((
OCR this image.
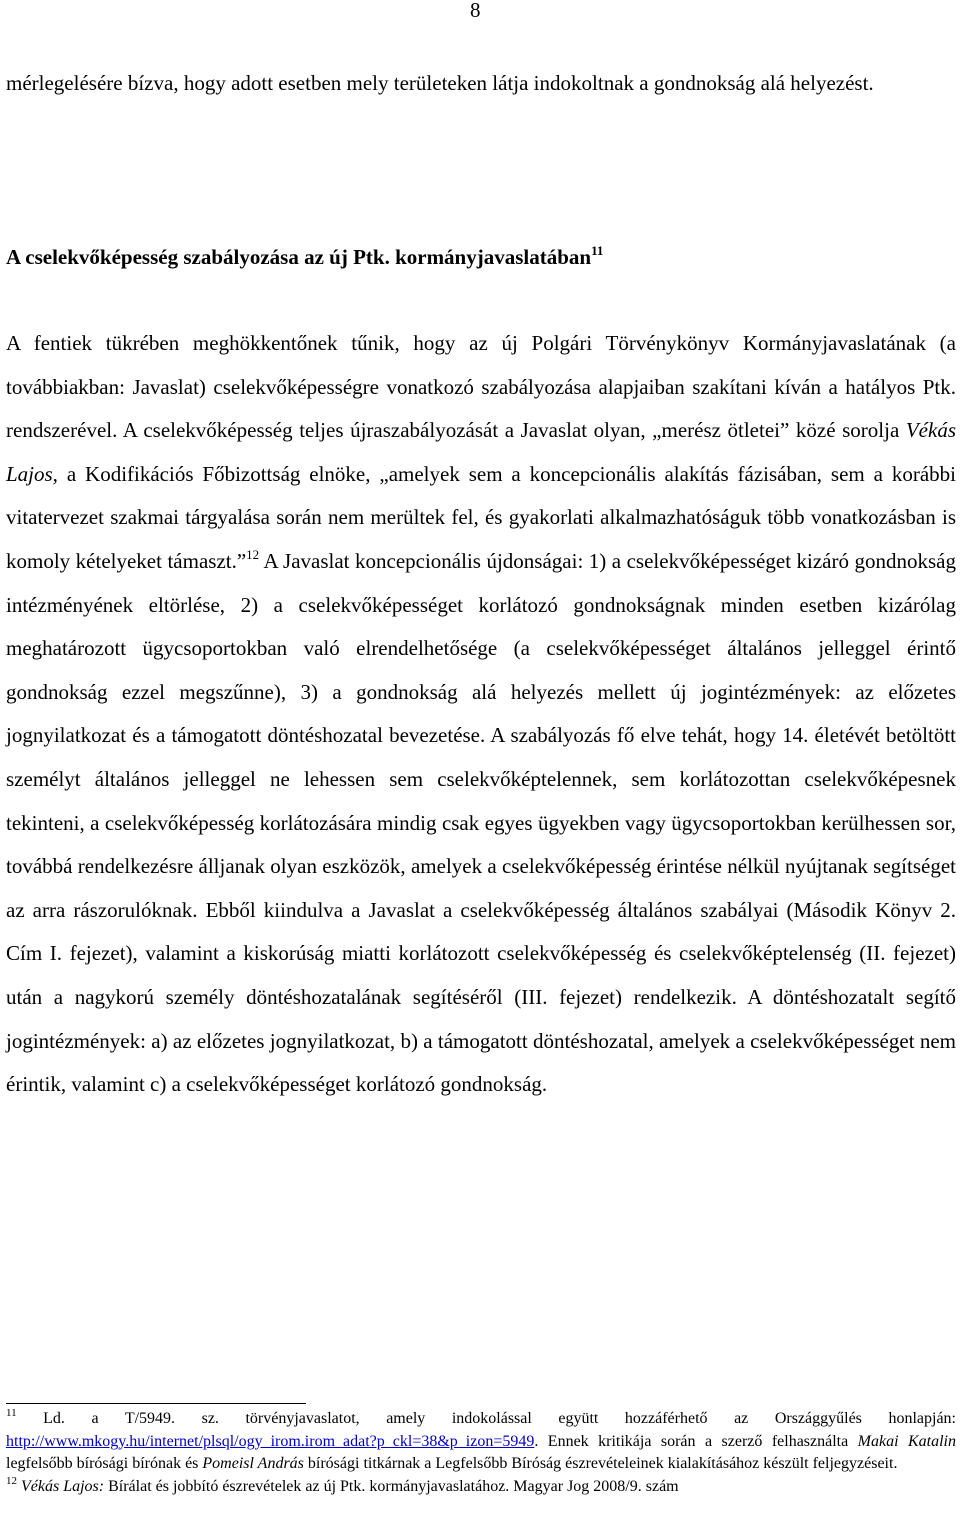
8

mérlegelésére bízva, hogy adott esetben mely területeken látja indokoltnak a gondnokság alá helyezést.

A cselekvőképesség szabályozása az új Ptk. kormányjavaslatában$^{11}$

A fentiek tükrében meghökkentőnek tűnik, hogy az új Polgári Törvénykönyv Kormányjavaslatának (a továbbiakban: Javaslat) cselekvőképességre vonatkozó szabályozása alapjaiban szakítani kíván a hatályos Ptk. rendszerével. A cselekvőképesség teljes újraszabályozását a Javaslat olyan, „merész ötletei” közé sorolja Vékás Lajos, a Kodifikációs Főbizottság elnöke, „amelyek sem a koncepcionális alakítás fázisában, sem a korábbi vitatervezet szakmai tárgyalása során nem merültek fel, és gyakorlati alkalmazhatóságuk több vonatkozásban is komoly kételyeket támaszt.”$^{12}$ A Javaslat koncepcionális újdonságai: 1) a cselekvőképességet kizáró gondnokság intézményének eltörlése, 2) a cselekvőképességet korlátozó gondnokságnak minden esetben kizárólag meghatározott ügycsoportokban való elrendelhetősége (a cselekvőképességet általános jelleggel érintő gondnokság ezzel megszűnne), 3) a gondnokság alá helyezés mellett új jogintézmények: az előzetes jognyilatkozat és a támogatott döntéshozatal bevezetése. A szabályozás fő elve tehát, hogy 14. életévét betöltött személyt általános jelleggel ne lehessen sem cselekvőképtelennek, sem korlátozottan cselekvőképesnek tekinteni, a cselekvőképesség korlátozására mindig csak egyes ügyekben vagy ügycsoportokban kerülhessen sor, továbbá rendelkezésre álljanak olyan eszközök, amelyek a cselekvőképesség érintése nélkül nyújtanak segítséget az arra rászorulóknak. Ebből kiindulva a Javaslat a cselekvőképesség általános szabályai (Második Könyv 2. Cím I. fejezet), valamint a kiskorúság miatti korlátozott cselekvőképesség és cselekvőképtelenség (II. fejezet) után a nagykorú személy döntéshozatalának segítéséről (III. fejezet) rendelkezik. A döntéshozatalt segítő jogintézmények: a) az előzetes jognyilatkozat, b) a támogatott döntéshozatal, amelyek a cselekvőképességet nem érintik, valamint c) a cselekvőképességet korlátozó gondnokság.

$^{11}$ Ld. a T/5949. sz. törvényjavaslatot, amely indokolással együtt hozzáférhető az Országgyűlés honlapján: http://www.mkogy.hu/internet/plsql/ogy_irom.irom_adat?p_ckl=38&p_izon=5949. Ennek kritikája során a szerző felhasználta Makai Katalin legfelsőbb bírósági bírónak és Pomeisl András bírósági titkárnak a Legfelsőbb Bíróság észrevételeinek kialakításához készült feljegyzéseit.

$^{12}$ Vékás Lajos: Bírálat és jobbító észrevételek az új Ptk. kormányjavaslatához. Magyar Jog 2008/9. szám
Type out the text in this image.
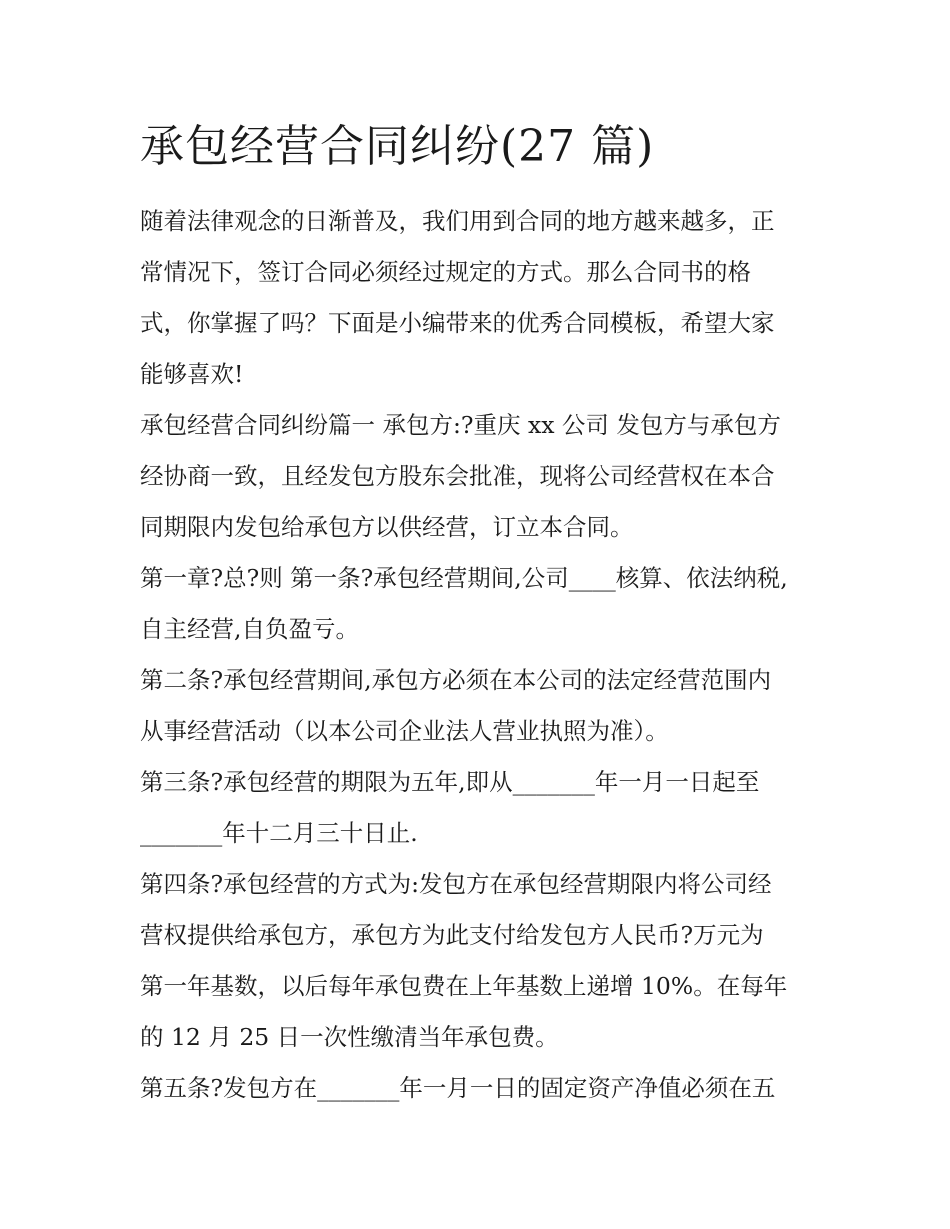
承包经营合同纠纷(27 篇)

随着法律观念的日渐普及，我们用到合同的地方越来越多，正

常情况下，签订合同必须经过规定的方式。那么合同书的格

式，你掌握了吗？下面是小编带来的优秀合同模板，希望大家

能够喜欢!

承包经营合同纠纷篇一 承包方:?重庆 xx 公司 发包方与承包方

经协商一致，且经发包方股东会批准，现将公司经营权在本合

同期限内发包给承包方以供经营，订立本合同。

第一章?总?则 第一条?承包经营期间,公司____核算、依法纳税,

自主经营,自负盈亏。

第二条?承包经营期间,承包方必须在本公司的法定经营范围内

从事经营活动（以本公司企业法人营业执照为准）。

第三条?承包经营的期限为五年,即从_______年一月一日起至

_______年十二月三十日止.

第四条?承包经营的方式为:发包方在承包经营期限内将公司经

营权提供给承包方，承包方为此支付给发包方人民币?万元为

第一年基数，以后每年承包费在上年基数上递增 10%。在每年

的 12 月 25 日一次性缴清当年承包费。

第五条?发包方在_______年一月一日的固定资产净值必须在五
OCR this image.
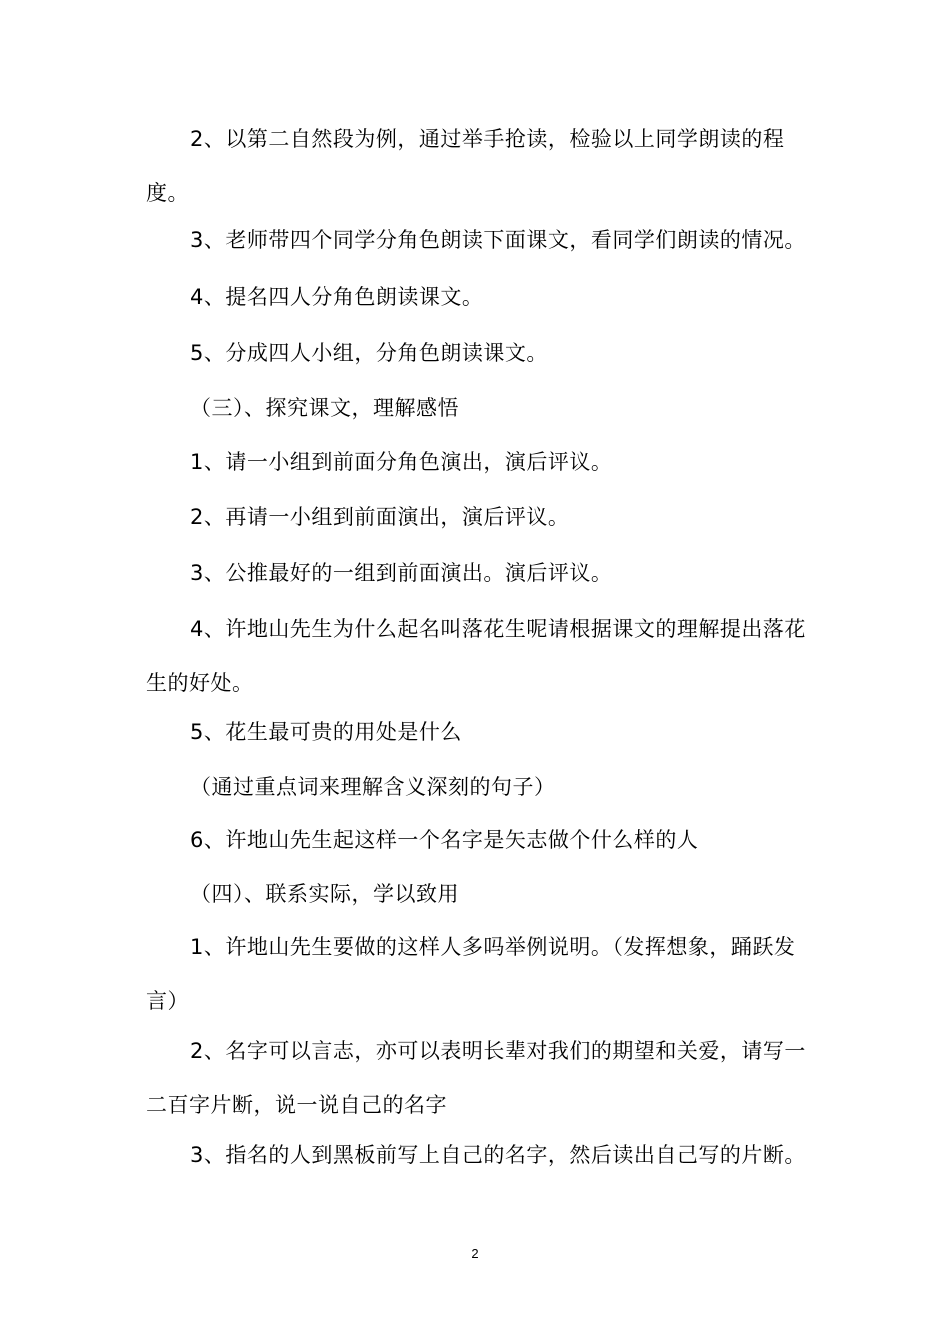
2、以第二自然段为例，通过举手抢读，检验以上同学朗读的程度。

3、老师带四个同学分角色朗读下面课文，看同学们朗读的情况。

4、提名四人分角色朗读课文。

5、分成四人小组，分角色朗读课文。

（三）、探究课文，理解感悟

1、请一小组到前面分角色演出，演后评议。

2、再请一小组到前面演出，演后评议。

3、公推最好的一组到前面演出。演后评议。

4、许地山先生为什么起名叫落花生呢请根据课文的理解提出落花生的好处。

5、花生最可贵的用处是什么

（通过重点词来理解含义深刻的句子）

6、许地山先生起这样一个名字是矢志做个什么样的人

（四）、联系实际，学以致用

1、许地山先生要做的这样人多吗举例说明。（发挥想象，踊跃发言）

2、名字可以言志，亦可以表明长辈对我们的期望和关爱，请写一二百字片断，说一说自己的名字

3、指名的人到黑板前写上自己的名字，然后读出自己写的片断。

2
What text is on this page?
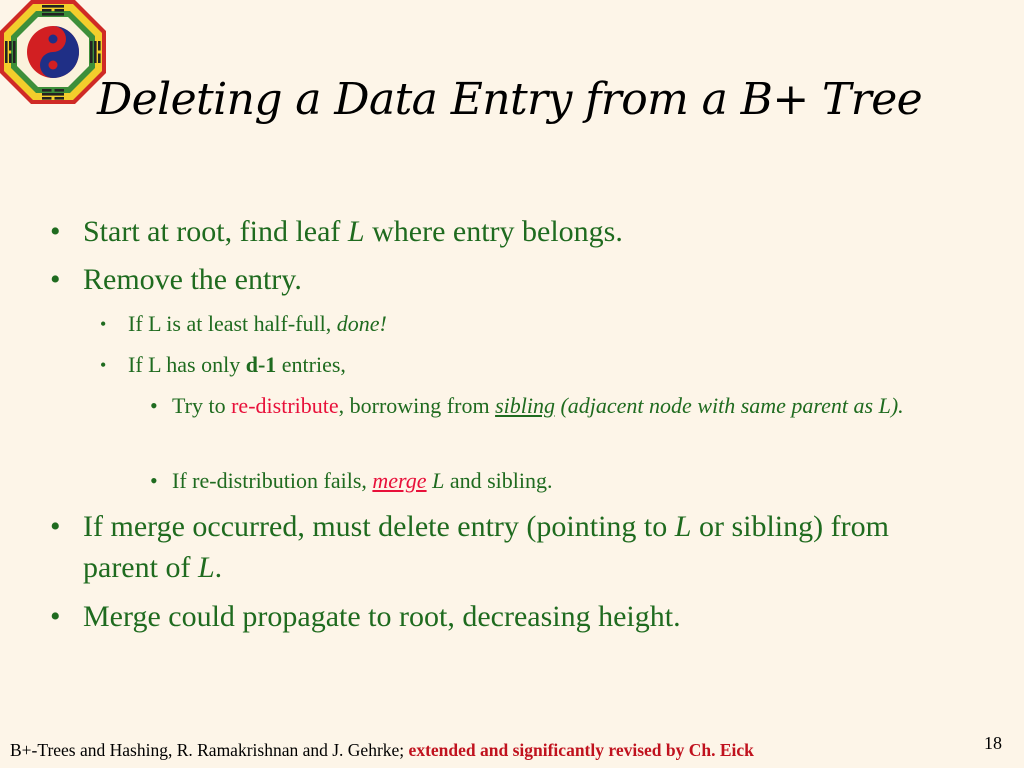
Deleting a Data Entry from a B+ Tree
• Start at root, find leaf L where entry belongs.
• Remove the entry.
• If L is at least half-full, done!
• If L has only d-1 entries,
• Try to re-distribute, borrowing from sibling (adjacent node with same parent as L).
• If re-distribution fails, merge L and sibling.
• If merge occurred, must delete entry (pointing to L or sibling) from parent of L.
• Merge could propagate to root, decreasing height.
B+-Trees and Hashing, R. Ramakrishnan and J. Gehrke; extended and significantly revised by Ch. Eick	18
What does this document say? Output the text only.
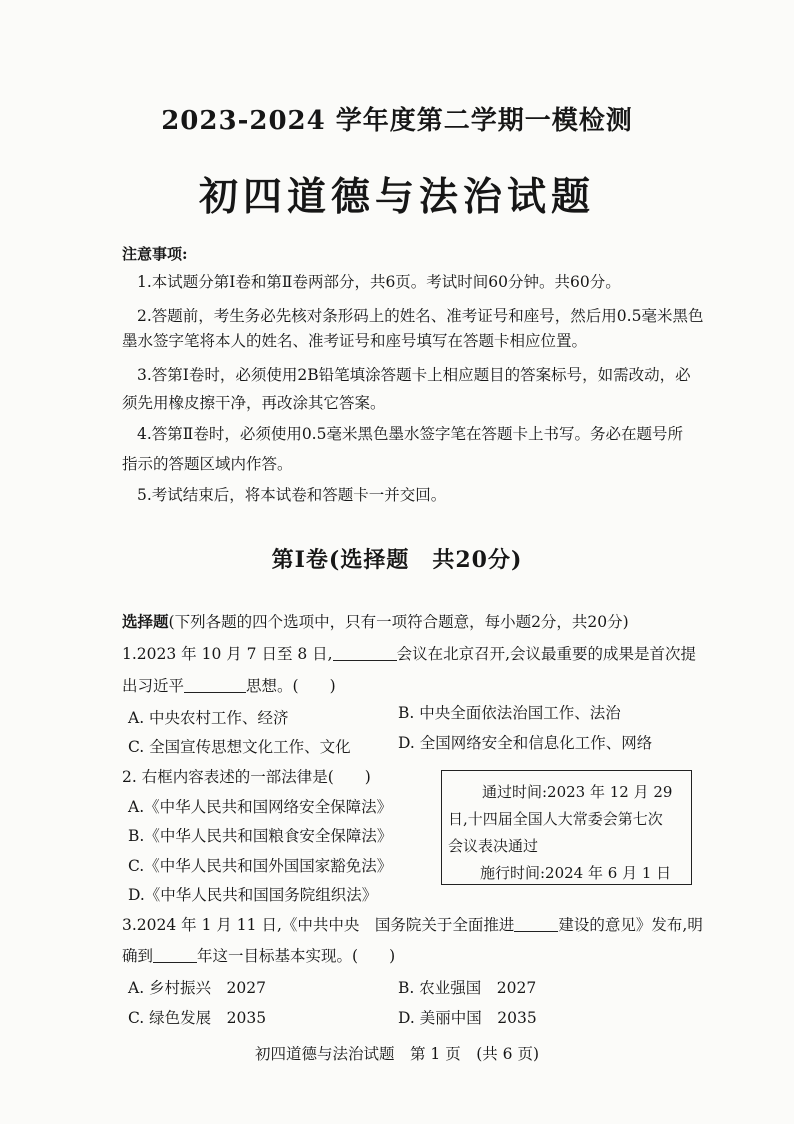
2023-2024 学年度第二学期一模检测
初四道德与法治试题
注意事项:
1.本试题分第Ⅰ卷和第Ⅱ卷两部分，共6页。考试时间60分钟。共60分。
2.答题前，考生务必先核对条形码上的姓名、准考证号和座号，然后用0.5毫米黑色
墨水签字笔将本人的姓名、准考证号和座号填写在答题卡相应位置。
3.答第Ⅰ卷时，必须使用2B铅笔填涂答题卡上相应题目的答案标号，如需改动，必
须先用橡皮擦干净，再改涂其它答案。
4.答第Ⅱ卷时，必须使用0.5毫米黑色墨水签字笔在答题卡上书写。务必在题号所
指示的答题区域内作答。
5.考试结束后，将本试卷和答题卡一并交回。
第Ⅰ卷(选择题　共20分)
选择题(下列各题的四个选项中，只有一项符合题意，每小题2分，共20分)
1.2023 年 10 月 7 日至 8 日,	会议在北京召开,会议最重要的成果是首次提
出习近平	思想。(　　)
A. 中央农村工作、经济	B. 中央全面依法治国工作、法治
C. 全国宣传思想文化工作、文化	D. 全国网络安全和信息化工作、网络
2. 右框内容表述的一部法律是(　　)
A.《中华人民共和国网络安全保障法》
B.《中华人民共和国粮食安全保障法》
C.《中华人民共和国外国国家豁免法》
D.《中华人民共和国国务院组织法》
通过时间:2023 年 12 月 29
日,十四届全国人大常委会第七次
会议表决通过
施行时间:2024 年 6 月 1 日
3.2024 年 1 月 11 日,《中共中央　国务院关于全面推进	建设的意见》发布,明
确到	年这一目标基本实现。(　　)
A. 乡村振兴　2027	B. 农业强国　2027
C. 绿色发展　2035	D. 美丽中国　2035
初四道德与法治试题　第 1 页　(共 6 页)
))
Directions:
Scan the listing above for the word "from" and copy every line that holds it.

Solution to the problem:
Deleting a Data Entry from a B+ Tree
• Try to re-distribute, borrowing from sibling (adjacent node with same parent as L).
• If merge occurred, must delete entry (pointing to L or sibling) from parent of L.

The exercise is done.